> RECORDS FOR THE TASK
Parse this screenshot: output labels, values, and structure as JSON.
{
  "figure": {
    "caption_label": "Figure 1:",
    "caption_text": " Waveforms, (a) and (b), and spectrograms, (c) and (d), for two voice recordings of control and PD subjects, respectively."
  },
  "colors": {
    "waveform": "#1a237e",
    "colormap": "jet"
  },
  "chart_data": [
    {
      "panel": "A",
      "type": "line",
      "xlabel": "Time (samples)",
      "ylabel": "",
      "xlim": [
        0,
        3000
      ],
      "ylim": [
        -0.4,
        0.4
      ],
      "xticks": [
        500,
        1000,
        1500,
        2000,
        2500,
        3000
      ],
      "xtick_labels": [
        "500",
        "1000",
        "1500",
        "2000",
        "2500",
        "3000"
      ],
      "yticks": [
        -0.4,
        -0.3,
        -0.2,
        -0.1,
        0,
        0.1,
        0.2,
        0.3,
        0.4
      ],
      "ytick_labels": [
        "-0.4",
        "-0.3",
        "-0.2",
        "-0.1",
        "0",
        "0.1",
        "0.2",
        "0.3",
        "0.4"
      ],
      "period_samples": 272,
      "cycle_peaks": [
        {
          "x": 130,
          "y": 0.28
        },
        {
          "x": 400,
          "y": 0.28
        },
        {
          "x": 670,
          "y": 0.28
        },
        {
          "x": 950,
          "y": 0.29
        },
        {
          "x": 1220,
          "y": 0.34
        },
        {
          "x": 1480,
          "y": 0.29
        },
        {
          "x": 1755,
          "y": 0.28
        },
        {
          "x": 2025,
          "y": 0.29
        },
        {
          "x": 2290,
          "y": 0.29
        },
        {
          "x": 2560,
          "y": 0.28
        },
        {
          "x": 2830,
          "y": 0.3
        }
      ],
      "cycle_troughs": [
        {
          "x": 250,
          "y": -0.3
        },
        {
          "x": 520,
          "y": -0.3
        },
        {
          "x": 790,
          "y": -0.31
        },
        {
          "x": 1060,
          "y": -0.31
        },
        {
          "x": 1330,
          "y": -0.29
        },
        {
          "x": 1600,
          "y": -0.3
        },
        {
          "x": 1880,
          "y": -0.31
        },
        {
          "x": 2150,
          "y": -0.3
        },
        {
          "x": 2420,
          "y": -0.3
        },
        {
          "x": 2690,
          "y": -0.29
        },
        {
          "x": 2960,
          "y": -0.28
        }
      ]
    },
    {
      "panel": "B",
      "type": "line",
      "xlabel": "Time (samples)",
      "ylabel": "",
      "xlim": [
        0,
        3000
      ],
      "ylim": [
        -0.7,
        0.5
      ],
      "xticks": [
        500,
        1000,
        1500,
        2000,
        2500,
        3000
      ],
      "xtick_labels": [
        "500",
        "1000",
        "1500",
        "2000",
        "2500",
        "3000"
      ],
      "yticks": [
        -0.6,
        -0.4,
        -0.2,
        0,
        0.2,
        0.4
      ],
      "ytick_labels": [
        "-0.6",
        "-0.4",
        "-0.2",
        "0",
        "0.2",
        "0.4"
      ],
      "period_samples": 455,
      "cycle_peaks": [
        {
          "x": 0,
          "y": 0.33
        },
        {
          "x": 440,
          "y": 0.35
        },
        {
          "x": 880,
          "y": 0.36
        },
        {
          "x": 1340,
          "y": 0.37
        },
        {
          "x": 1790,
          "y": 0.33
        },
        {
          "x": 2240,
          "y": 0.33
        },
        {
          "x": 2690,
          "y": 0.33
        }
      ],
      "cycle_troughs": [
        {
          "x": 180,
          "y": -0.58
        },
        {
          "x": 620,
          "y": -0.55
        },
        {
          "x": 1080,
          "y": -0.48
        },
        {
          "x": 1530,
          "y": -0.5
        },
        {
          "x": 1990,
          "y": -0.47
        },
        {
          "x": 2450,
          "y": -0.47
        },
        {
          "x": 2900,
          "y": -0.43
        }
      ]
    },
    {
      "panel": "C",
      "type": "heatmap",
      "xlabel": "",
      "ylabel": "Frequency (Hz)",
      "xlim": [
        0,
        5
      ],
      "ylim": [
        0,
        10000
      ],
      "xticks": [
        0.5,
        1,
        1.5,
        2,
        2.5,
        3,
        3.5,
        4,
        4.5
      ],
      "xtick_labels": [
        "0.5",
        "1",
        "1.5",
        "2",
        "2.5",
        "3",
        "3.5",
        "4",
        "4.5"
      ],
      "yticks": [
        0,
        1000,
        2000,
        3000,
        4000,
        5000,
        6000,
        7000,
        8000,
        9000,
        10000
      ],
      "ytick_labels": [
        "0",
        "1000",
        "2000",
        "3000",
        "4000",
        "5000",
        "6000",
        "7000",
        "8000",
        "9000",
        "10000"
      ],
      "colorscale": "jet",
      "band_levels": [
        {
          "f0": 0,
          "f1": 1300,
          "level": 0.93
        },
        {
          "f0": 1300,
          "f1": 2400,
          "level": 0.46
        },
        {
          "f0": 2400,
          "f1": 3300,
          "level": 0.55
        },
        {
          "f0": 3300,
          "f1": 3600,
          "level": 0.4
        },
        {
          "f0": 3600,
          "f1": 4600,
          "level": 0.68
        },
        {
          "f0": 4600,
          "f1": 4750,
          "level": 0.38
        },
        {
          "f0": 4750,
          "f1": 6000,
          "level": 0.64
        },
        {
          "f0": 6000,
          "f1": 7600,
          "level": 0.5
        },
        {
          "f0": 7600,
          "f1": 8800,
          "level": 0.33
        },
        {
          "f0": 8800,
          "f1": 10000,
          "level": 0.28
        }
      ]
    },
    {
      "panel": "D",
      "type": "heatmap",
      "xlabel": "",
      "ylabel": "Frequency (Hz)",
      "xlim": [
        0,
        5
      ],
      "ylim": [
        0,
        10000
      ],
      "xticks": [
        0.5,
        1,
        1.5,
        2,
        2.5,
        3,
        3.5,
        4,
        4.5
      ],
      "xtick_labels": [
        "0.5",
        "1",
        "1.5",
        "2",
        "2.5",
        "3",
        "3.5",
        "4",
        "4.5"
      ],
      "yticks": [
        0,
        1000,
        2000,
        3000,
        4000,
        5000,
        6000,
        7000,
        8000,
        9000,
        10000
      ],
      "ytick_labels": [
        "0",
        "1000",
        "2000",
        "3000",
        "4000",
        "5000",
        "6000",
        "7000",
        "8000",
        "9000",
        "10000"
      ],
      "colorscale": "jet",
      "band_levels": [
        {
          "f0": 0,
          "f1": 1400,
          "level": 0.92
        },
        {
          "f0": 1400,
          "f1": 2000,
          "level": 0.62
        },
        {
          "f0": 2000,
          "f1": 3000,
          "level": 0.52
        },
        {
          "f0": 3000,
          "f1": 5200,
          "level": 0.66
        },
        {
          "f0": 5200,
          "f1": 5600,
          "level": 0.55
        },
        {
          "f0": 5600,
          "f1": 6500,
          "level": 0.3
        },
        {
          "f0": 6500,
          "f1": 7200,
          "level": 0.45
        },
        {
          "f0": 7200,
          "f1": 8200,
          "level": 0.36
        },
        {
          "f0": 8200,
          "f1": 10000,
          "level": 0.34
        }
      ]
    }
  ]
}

> REQUEST
Output an exact copy of each record.

> EXERCISE RESPONSE
Parse this screenshot: output labels, values, and structure as JSON.
{
  "figure": {
    "caption_label": "Figure 1:",
    "caption_text": " Waveforms, (a) and (b), and spectrograms, (c) and (d), for two voice recordings of control and PD subjects, respectively."
  },
  "colors": {
    "waveform": "#1a237e",
    "colormap": "jet"
  },
  "chart_data": [
    {
      "panel": "A",
      "type": "line",
      "xlabel": "Time (samples)",
      "ylabel": "",
      "xlim": [
        0,
        3000
      ],
      "ylim": [
        -0.4,
        0.4
      ],
      "xticks": [
        500,
        1000,
        1500,
        2000,
        2500,
        3000
      ],
      "xtick_labels": [
        "500",
        "1000",
        "1500",
        "2000",
        "2500",
        "3000"
      ],
      "yticks": [
        -0.4,
        -0.3,
        -0.2,
        -0.1,
        0,
        0.1,
        0.2,
        0.3,
        0.4
      ],
      "ytick_labels": [
        "-0.4",
        "-0.3",
        "-0.2",
        "-0.1",
        "0",
        "0.1",
        "0.2",
        "0.3",
        "0.4"
      ],
      "period_samples": 272,
      "cycle_peaks": [
        {
          "x": 130,
          "y": 0.28
        },
        {
          "x": 400,
          "y": 0.28
        },
        {
          "x": 670,
          "y": 0.28
        },
        {
          "x": 950,
          "y": 0.29
        },
        {
          "x": 1220,
          "y": 0.34
        },
        {
          "x": 1480,
          "y": 0.29
        },
        {
          "x": 1755,
          "y": 0.28
        },
        {
          "x": 2025,
          "y": 0.29
        },
        {
          "x": 2290,
          "y": 0.29
        },
        {
          "x": 2560,
          "y": 0.28
        },
        {
          "x": 2830,
          "y": 0.3
        }
      ],
      "cycle_troughs": [
        {
          "x": 250,
          "y": -0.3
        },
        {
          "x": 520,
          "y": -0.3
        },
        {
          "x": 790,
          "y": -0.31
        },
        {
          "x": 1060,
          "y": -0.31
        },
        {
          "x": 1330,
          "y": -0.29
        },
        {
          "x": 1600,
          "y": -0.3
        },
        {
          "x": 1880,
          "y": -0.31
        },
        {
          "x": 2150,
          "y": -0.3
        },
        {
          "x": 2420,
          "y": -0.3
        },
        {
          "x": 2690,
          "y": -0.29
        },
        {
          "x": 2960,
          "y": -0.28
        }
      ]
    },
    {
      "panel": "B",
      "type": "line",
      "xlabel": "Time (samples)",
      "ylabel": "",
      "xlim": [
        0,
        3000
      ],
      "ylim": [
        -0.7,
        0.5
      ],
      "xticks": [
        500,
        1000,
        1500,
        2000,
        2500,
        3000
      ],
      "xtick_labels": [
        "500",
        "1000",
        "1500",
        "2000",
        "2500",
        "3000"
      ],
      "yticks": [
        -0.6,
        -0.4,
        -0.2,
        0,
        0.2,
        0.4
      ],
      "ytick_labels": [
        "-0.6",
        "-0.4",
        "-0.2",
        "0",
        "0.2",
        "0.4"
      ],
      "period_samples": 455,
      "cycle_peaks": [
        {
          "x": 0,
          "y": 0.33
        },
        {
          "x": 440,
          "y": 0.35
        },
        {
          "x": 880,
          "y": 0.36
        },
        {
          "x": 1340,
          "y": 0.37
        },
        {
          "x": 1790,
          "y": 0.33
        },
        {
          "x": 2240,
          "y": 0.33
        },
        {
          "x": 2690,
          "y": 0.33
        }
      ],
      "cycle_troughs": [
        {
          "x": 180,
          "y": -0.58
        },
        {
          "x": 620,
          "y": -0.55
        },
        {
          "x": 1080,
          "y": -0.48
        },
        {
          "x": 1530,
          "y": -0.5
        },
        {
          "x": 1990,
          "y": -0.47
        },
        {
          "x": 2450,
          "y": -0.47
        },
        {
          "x": 2900,
          "y": -0.43
        }
      ]
    },
    {
      "panel": "C",
      "type": "heatmap",
      "xlabel": "",
      "ylabel": "Frequency (Hz)",
      "xlim": [
        0,
        5
      ],
      "ylim": [
        0,
        10000
      ],
      "xticks": [
        0.5,
        1,
        1.5,
        2,
        2.5,
        3,
        3.5,
        4,
        4.5
      ],
      "xtick_labels": [
        "0.5",
        "1",
        "1.5",
        "2",
        "2.5",
        "3",
        "3.5",
        "4",
        "4.5"
      ],
      "yticks": [
        0,
        1000,
        2000,
        3000,
        4000,
        5000,
        6000,
        7000,
        8000,
        9000,
        10000
      ],
      "ytick_labels": [
        "0",
        "1000",
        "2000",
        "3000",
        "4000",
        "5000",
        "6000",
        "7000",
        "8000",
        "9000",
        "10000"
      ],
      "colorscale": "jet",
      "band_levels": [
        {
          "f0": 0,
          "f1": 1300,
          "level": 0.93
        },
        {
          "f0": 1300,
          "f1": 2400,
          "level": 0.46
        },
        {
          "f0": 2400,
          "f1": 3300,
          "level": 0.55
        },
        {
          "f0": 3300,
          "f1": 3600,
          "level": 0.4
        },
        {
          "f0": 3600,
          "f1": 4600,
          "level": 0.68
        },
        {
          "f0": 4600,
          "f1": 4750,
          "level": 0.38
        },
        {
          "f0": 4750,
          "f1": 6000,
          "level": 0.64
        },
        {
          "f0": 6000,
          "f1": 7600,
          "level": 0.5
        },
        {
          "f0": 7600,
          "f1": 8800,
          "level": 0.33
        },
        {
          "f0": 8800,
          "f1": 10000,
          "level": 0.28
        }
      ]
    },
    {
      "panel": "D",
      "type": "heatmap",
      "xlabel": "",
      "ylabel": "Frequency (Hz)",
      "xlim": [
        0,
        5
      ],
      "ylim": [
        0,
        10000
      ],
      "xticks": [
        0.5,
        1,
        1.5,
        2,
        2.5,
        3,
        3.5,
        4,
        4.5
      ],
      "xtick_labels": [
        "0.5",
        "1",
        "1.5",
        "2",
        "2.5",
        "3",
        "3.5",
        "4",
        "4.5"
      ],
      "yticks": [
        0,
        1000,
        2000,
        3000,
        4000,
        5000,
        6000,
        7000,
        8000,
        9000,
        10000
      ],
      "ytick_labels": [
        "0",
        "1000",
        "2000",
        "3000",
        "4000",
        "5000",
        "6000",
        "7000",
        "8000",
        "9000",
        "10000"
      ],
      "colorscale": "jet",
      "band_levels": [
        {
          "f0": 0,
          "f1": 1400,
          "level": 0.92
        },
        {
          "f0": 1400,
          "f1": 2000,
          "level": 0.62
        },
        {
          "f0": 2000,
          "f1": 3000,
          "level": 0.52
        },
        {
          "f0": 3000,
          "f1": 5200,
          "level": 0.66
        },
        {
          "f0": 5200,
          "f1": 5600,
          "level": 0.55
        },
        {
          "f0": 5600,
          "f1": 6500,
          "level": 0.3
        },
        {
          "f0": 6500,
          "f1": 7200,
          "level": 0.45
        },
        {
          "f0": 7200,
          "f1": 8200,
          "level": 0.36
        },
        {
          "f0": 8200,
          "f1": 10000,
          "level": 0.34
        }
      ]
    }
  ]
}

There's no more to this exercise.